> [DO THIS] State the number of lines in the material below that have "naval" in them, without any other text.

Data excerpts

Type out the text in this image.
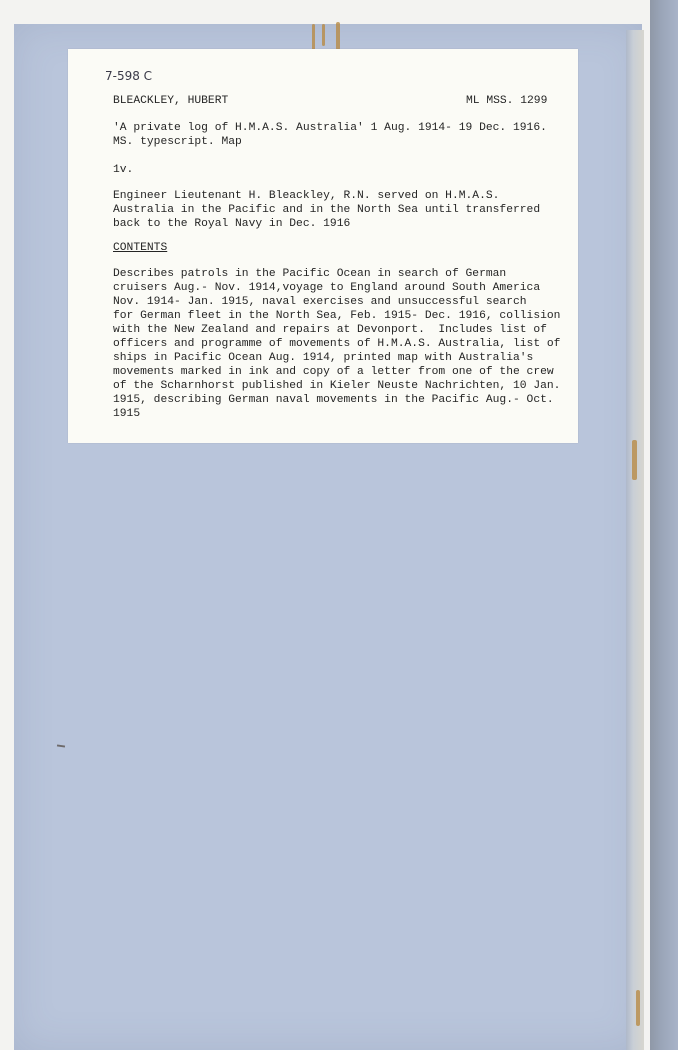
7-598 C
BLEACKLEY, HUBERT	ML MSS. 1299
'A private log of H.M.A.S. Australia' 1 Aug. 1914- 19 Dec. 1916.
MS. typescript. Map
1v.
Engineer Lieutenant H. Bleackley, R.N. served on H.M.A.S.
Australia in the Pacific and in the North Sea until transferred
back to the Royal Navy in Dec. 1916
CONTENTS
Describes patrols in the Pacific Ocean in search of German
cruisers Aug.- Nov. 1914,voyage to England around South America
Nov. 1914- Jan. 1915, naval exercises and unsuccessful search
for German fleet in the North Sea, Feb. 1915- Dec. 1916, collision
with the New Zealand and repairs at Devonport.  Includes list of
officers and programme of movements of H.M.A.S. Australia, list of
ships in Pacific Ocean Aug. 1914, printed map with Australia's
movements marked in ink and copy of a letter from one of the crew
of the Scharnhorst published in Kieler Neuste Nachrichten, 10 Jan.
1915, describing German naval movements in the Pacific Aug.- Oct.
1915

> [TASK RESPONSE] 2